Data tied to figure images
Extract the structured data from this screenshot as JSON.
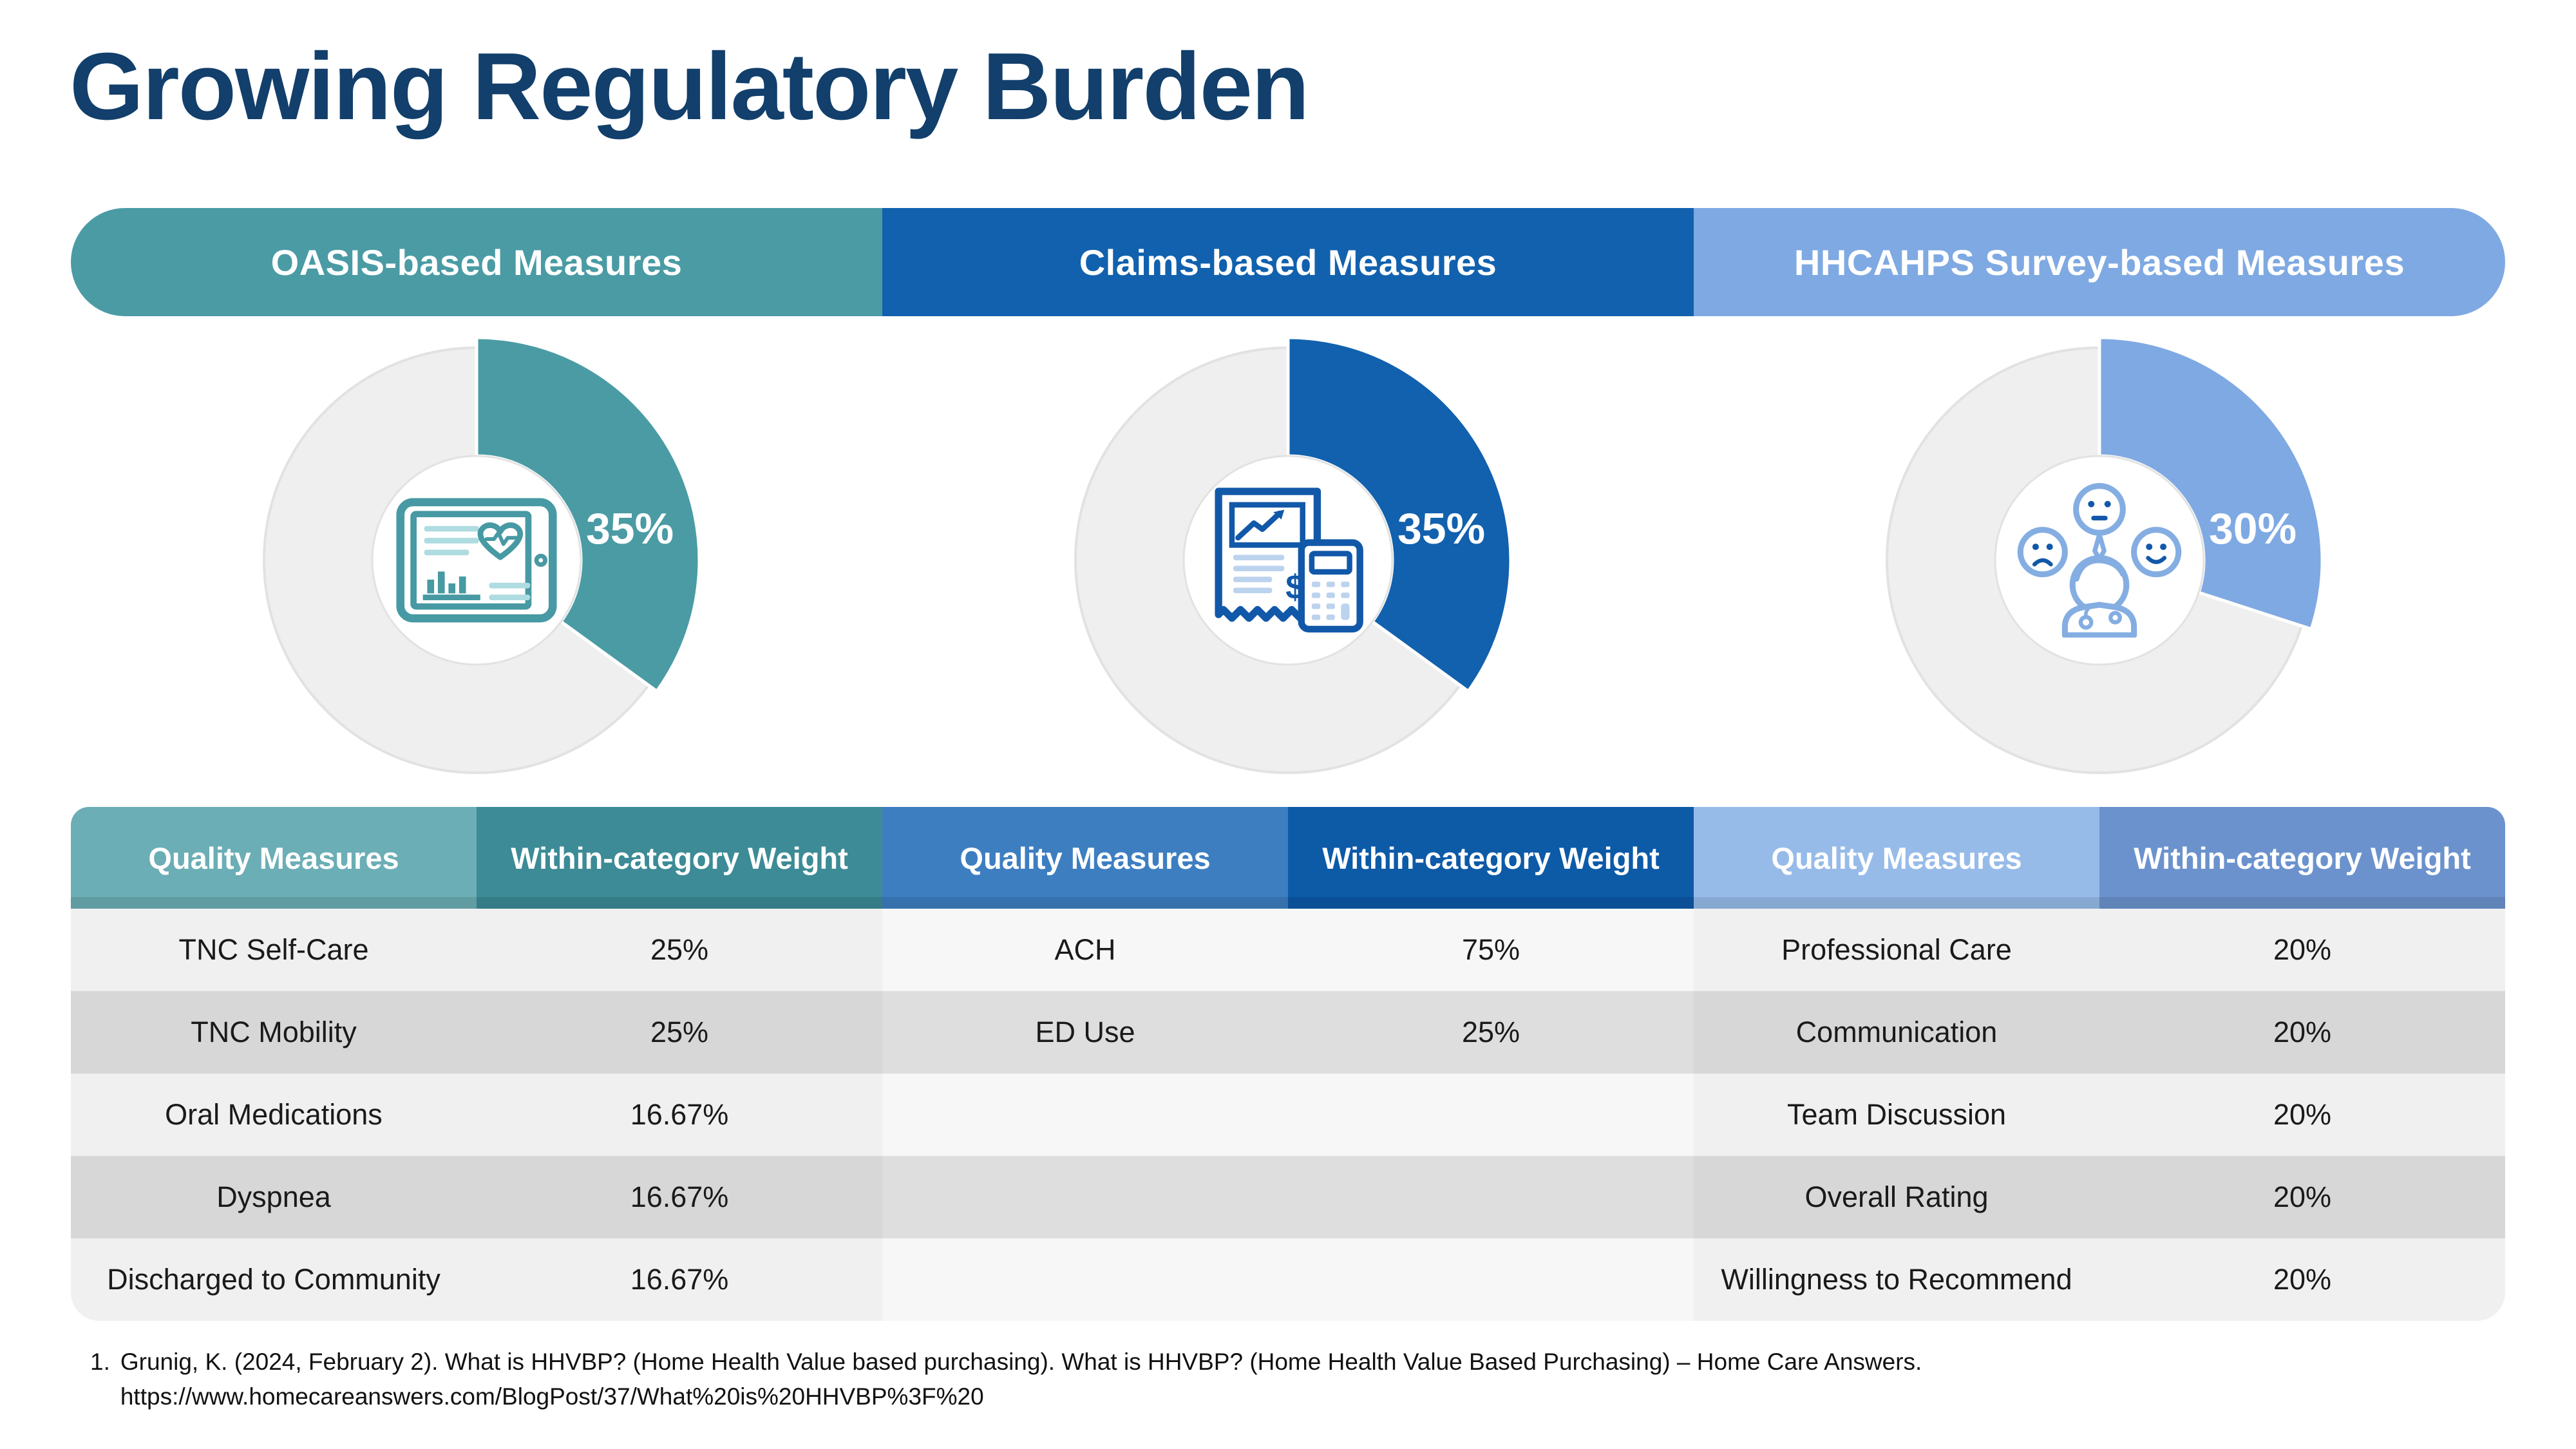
{
  "title": "Growing Regulatory Burden",
  "title_color": "#123F6B",
  "sections": [
    {
      "header": "OASIS-based Measures",
      "icon": "health-dashboard-tablet-icon",
      "percent": 35,
      "percent_label": "35%",
      "colors": {
        "bar": "#4A9BA4",
        "col1": "#6CAEB5",
        "col2": "#3C8B96",
        "accent": "#4A9BA4",
        "row_light": "#F0F0F0",
        "row_dark": "#D7D7D7"
      },
      "columns": [
        "Quality Measures",
        "Within-category Weight"
      ],
      "rows": [
        [
          "TNC Self-Care",
          "25%"
        ],
        [
          "TNC Mobility",
          "25%"
        ],
        [
          "Oral Medications",
          "16.67%"
        ],
        [
          "Dyspnea",
          "16.67%"
        ],
        [
          "Discharged to Community",
          "16.67%"
        ]
      ]
    },
    {
      "header": "Claims-based Measures",
      "icon": "receipt-calculator-icon",
      "percent": 35,
      "percent_label": "35%",
      "colors": {
        "bar": "#1161AE",
        "col1": "#3D7EC1",
        "col2": "#0D5AA7",
        "accent": "#1161AE",
        "row_light": "#F7F7F7",
        "row_dark": "#DEDEDE"
      },
      "columns": [
        "Quality Measures",
        "Within-category Weight"
      ],
      "rows": [
        [
          "ACH",
          "75%"
        ],
        [
          "ED Use",
          "25%"
        ],
        [
          "",
          ""
        ],
        [
          "",
          ""
        ],
        [
          "",
          ""
        ]
      ]
    },
    {
      "header": "HHCAHPS Survey-based Measures",
      "icon": "patient-satisfaction-faces-icon",
      "percent": 30,
      "percent_label": "30%",
      "colors": {
        "bar": "#7FA9E2",
        "col1": "#97BBE9",
        "col2": "#6B92CD",
        "accent": "#7FA9E2",
        "row_light": "#F0F0F0",
        "row_dark": "#D7D7D7"
      },
      "columns": [
        "Quality Measures",
        "Within-category Weight"
      ],
      "rows": [
        [
          "Professional Care",
          "20%"
        ],
        [
          "Communication",
          "20%"
        ],
        [
          "Team Discussion",
          "20%"
        ],
        [
          "Overall Rating",
          "20%"
        ],
        [
          "Willingness to Recommend",
          "20%"
        ]
      ]
    }
  ],
  "donut": {
    "ring_color": "#EFEFEF",
    "ring_border": "#E2E2E2",
    "hole_color": "#FFFFFF"
  },
  "footnote": {
    "marker": "1.",
    "text": "Grunig, K. (2024, February 2). What is HHVBP? (Home Health Value based purchasing). What is HHVBP? (Home Health Value Based Purchasing) – Home Care Answers.",
    "url": "https://www.homecareanswers.com/BlogPost/37/What%20is%20HHVBP%3F%20"
  },
  "chart_data": [
    {
      "type": "pie",
      "donut": true,
      "title": "OASIS-based Measures",
      "categories": [
        "OASIS-based weight",
        "Remaining"
      ],
      "values": [
        35,
        65
      ],
      "label": "35%",
      "color": "#4A9BA4",
      "start_angle_deg": 0,
      "direction": "clockwise",
      "center_icon": "health-dashboard-tablet-icon"
    },
    {
      "type": "pie",
      "donut": true,
      "title": "Claims-based Measures",
      "categories": [
        "Claims-based weight",
        "Remaining"
      ],
      "values": [
        35,
        65
      ],
      "label": "35%",
      "color": "#1161AE",
      "start_angle_deg": 0,
      "direction": "clockwise",
      "center_icon": "receipt-calculator-icon"
    },
    {
      "type": "pie",
      "donut": true,
      "title": "HHCAHPS Survey-based Measures",
      "categories": [
        "HHCAHPS weight",
        "Remaining"
      ],
      "values": [
        30,
        70
      ],
      "label": "30%",
      "color": "#7FA9E2",
      "start_angle_deg": 0,
      "direction": "clockwise",
      "center_icon": "patient-satisfaction-faces-icon"
    },
    {
      "type": "table",
      "title": "OASIS-based Measures",
      "columns": [
        "Quality Measures",
        "Within-category Weight"
      ],
      "rows": [
        [
          "TNC Self-Care",
          "25%"
        ],
        [
          "TNC Mobility",
          "25%"
        ],
        [
          "Oral Medications",
          "16.67%"
        ],
        [
          "Dyspnea",
          "16.67%"
        ],
        [
          "Discharged to Community",
          "16.67%"
        ]
      ]
    },
    {
      "type": "table",
      "title": "Claims-based Measures",
      "columns": [
        "Quality Measures",
        "Within-category Weight"
      ],
      "rows": [
        [
          "ACH",
          "75%"
        ],
        [
          "ED Use",
          "25%"
        ]
      ]
    },
    {
      "type": "table",
      "title": "HHCAHPS Survey-based Measures",
      "columns": [
        "Quality Measures",
        "Within-category Weight"
      ],
      "rows": [
        [
          "Professional Care",
          "20%"
        ],
        [
          "Communication",
          "20%"
        ],
        [
          "Team Discussion",
          "20%"
        ],
        [
          "Overall Rating",
          "20%"
        ],
        [
          "Willingness to Recommend",
          "20%"
        ]
      ]
    }
  ]
}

Do this: Quote the data above in full and without alteration; skip the pictures.

Output for this exercise:
Extract the structured data from this screenshot as JSON.
{
  "title": "Growing Regulatory Burden",
  "title_color": "#123F6B",
  "sections": [
    {
      "header": "OASIS-based Measures",
      "icon": "health-dashboard-tablet-icon",
      "percent": 35,
      "percent_label": "35%",
      "colors": {
        "bar": "#4A9BA4",
        "col1": "#6CAEB5",
        "col2": "#3C8B96",
        "accent": "#4A9BA4",
        "row_light": "#F0F0F0",
        "row_dark": "#D7D7D7"
      },
      "columns": [
        "Quality Measures",
        "Within-category Weight"
      ],
      "rows": [
        [
          "TNC Self-Care",
          "25%"
        ],
        [
          "TNC Mobility",
          "25%"
        ],
        [
          "Oral Medications",
          "16.67%"
        ],
        [
          "Dyspnea",
          "16.67%"
        ],
        [
          "Discharged to Community",
          "16.67%"
        ]
      ]
    },
    {
      "header": "Claims-based Measures",
      "icon": "receipt-calculator-icon",
      "percent": 35,
      "percent_label": "35%",
      "colors": {
        "bar": "#1161AE",
        "col1": "#3D7EC1",
        "col2": "#0D5AA7",
        "accent": "#1161AE",
        "row_light": "#F7F7F7",
        "row_dark": "#DEDEDE"
      },
      "columns": [
        "Quality Measures",
        "Within-category Weight"
      ],
      "rows": [
        [
          "ACH",
          "75%"
        ],
        [
          "ED Use",
          "25%"
        ],
        [
          "",
          ""
        ],
        [
          "",
          ""
        ],
        [
          "",
          ""
        ]
      ]
    },
    {
      "header": "HHCAHPS Survey-based Measures",
      "icon": "patient-satisfaction-faces-icon",
      "percent": 30,
      "percent_label": "30%",
      "colors": {
        "bar": "#7FA9E2",
        "col1": "#97BBE9",
        "col2": "#6B92CD",
        "accent": "#7FA9E2",
        "row_light": "#F0F0F0",
        "row_dark": "#D7D7D7"
      },
      "columns": [
        "Quality Measures",
        "Within-category Weight"
      ],
      "rows": [
        [
          "Professional Care",
          "20%"
        ],
        [
          "Communication",
          "20%"
        ],
        [
          "Team Discussion",
          "20%"
        ],
        [
          "Overall Rating",
          "20%"
        ],
        [
          "Willingness to Recommend",
          "20%"
        ]
      ]
    }
  ],
  "donut": {
    "ring_color": "#EFEFEF",
    "ring_border": "#E2E2E2",
    "hole_color": "#FFFFFF"
  },
  "footnote": {
    "marker": "1.",
    "text": "Grunig, K. (2024, February 2). What is HHVBP? (Home Health Value based purchasing). What is HHVBP? (Home Health Value Based Purchasing) – Home Care Answers.",
    "url": "https://www.homecareanswers.com/BlogPost/37/What%20is%20HHVBP%3F%20"
  },
  "chart_data": [
    {
      "type": "pie",
      "donut": true,
      "title": "OASIS-based Measures",
      "categories": [
        "OASIS-based weight",
        "Remaining"
      ],
      "values": [
        35,
        65
      ],
      "label": "35%",
      "color": "#4A9BA4",
      "start_angle_deg": 0,
      "direction": "clockwise",
      "center_icon": "health-dashboard-tablet-icon"
    },
    {
      "type": "pie",
      "donut": true,
      "title": "Claims-based Measures",
      "categories": [
        "Claims-based weight",
        "Remaining"
      ],
      "values": [
        35,
        65
      ],
      "label": "35%",
      "color": "#1161AE",
      "start_angle_deg": 0,
      "direction": "clockwise",
      "center_icon": "receipt-calculator-icon"
    },
    {
      "type": "pie",
      "donut": true,
      "title": "HHCAHPS Survey-based Measures",
      "categories": [
        "HHCAHPS weight",
        "Remaining"
      ],
      "values": [
        30,
        70
      ],
      "label": "30%",
      "color": "#7FA9E2",
      "start_angle_deg": 0,
      "direction": "clockwise",
      "center_icon": "patient-satisfaction-faces-icon"
    },
    {
      "type": "table",
      "title": "OASIS-based Measures",
      "columns": [
        "Quality Measures",
        "Within-category Weight"
      ],
      "rows": [
        [
          "TNC Self-Care",
          "25%"
        ],
        [
          "TNC Mobility",
          "25%"
        ],
        [
          "Oral Medications",
          "16.67%"
        ],
        [
          "Dyspnea",
          "16.67%"
        ],
        [
          "Discharged to Community",
          "16.67%"
        ]
      ]
    },
    {
      "type": "table",
      "title": "Claims-based Measures",
      "columns": [
        "Quality Measures",
        "Within-category Weight"
      ],
      "rows": [
        [
          "ACH",
          "75%"
        ],
        [
          "ED Use",
          "25%"
        ]
      ]
    },
    {
      "type": "table",
      "title": "HHCAHPS Survey-based Measures",
      "columns": [
        "Quality Measures",
        "Within-category Weight"
      ],
      "rows": [
        [
          "Professional Care",
          "20%"
        ],
        [
          "Communication",
          "20%"
        ],
        [
          "Team Discussion",
          "20%"
        ],
        [
          "Overall Rating",
          "20%"
        ],
        [
          "Willingness to Recommend",
          "20%"
        ]
      ]
    }
  ]
}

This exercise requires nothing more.